◆ PROBLEM REQUIREMENTS
Select and reproduce each line of the listing below that bears the string "rules".

(Records from a data source)
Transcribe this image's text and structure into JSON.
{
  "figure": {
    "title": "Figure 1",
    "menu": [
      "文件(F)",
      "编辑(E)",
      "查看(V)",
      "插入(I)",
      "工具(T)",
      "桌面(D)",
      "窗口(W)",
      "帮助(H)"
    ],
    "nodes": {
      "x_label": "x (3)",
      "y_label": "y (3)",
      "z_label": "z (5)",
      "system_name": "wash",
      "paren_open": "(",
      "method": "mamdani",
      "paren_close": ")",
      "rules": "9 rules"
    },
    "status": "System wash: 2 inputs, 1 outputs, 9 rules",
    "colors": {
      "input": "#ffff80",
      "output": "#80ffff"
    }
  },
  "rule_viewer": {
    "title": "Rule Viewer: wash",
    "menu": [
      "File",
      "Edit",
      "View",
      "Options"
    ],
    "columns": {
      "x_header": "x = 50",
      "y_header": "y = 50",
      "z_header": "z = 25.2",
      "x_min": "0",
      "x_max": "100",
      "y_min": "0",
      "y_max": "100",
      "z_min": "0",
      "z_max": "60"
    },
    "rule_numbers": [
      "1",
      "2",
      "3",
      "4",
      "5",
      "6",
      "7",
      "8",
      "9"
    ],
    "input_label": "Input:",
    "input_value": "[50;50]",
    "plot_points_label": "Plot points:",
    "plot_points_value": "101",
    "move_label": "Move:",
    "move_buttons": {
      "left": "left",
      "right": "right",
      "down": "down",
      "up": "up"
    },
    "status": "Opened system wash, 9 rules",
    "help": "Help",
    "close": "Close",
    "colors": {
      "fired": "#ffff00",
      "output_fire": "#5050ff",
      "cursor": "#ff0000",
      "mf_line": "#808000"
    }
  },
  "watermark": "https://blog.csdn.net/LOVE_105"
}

◆ OUTPUT OF THE TASK
      "rules": "9 rules"
    "status": "System wash: 2 inputs, 1 outputs, 9 rules",
    "status": "Opened system wash, 9 rules",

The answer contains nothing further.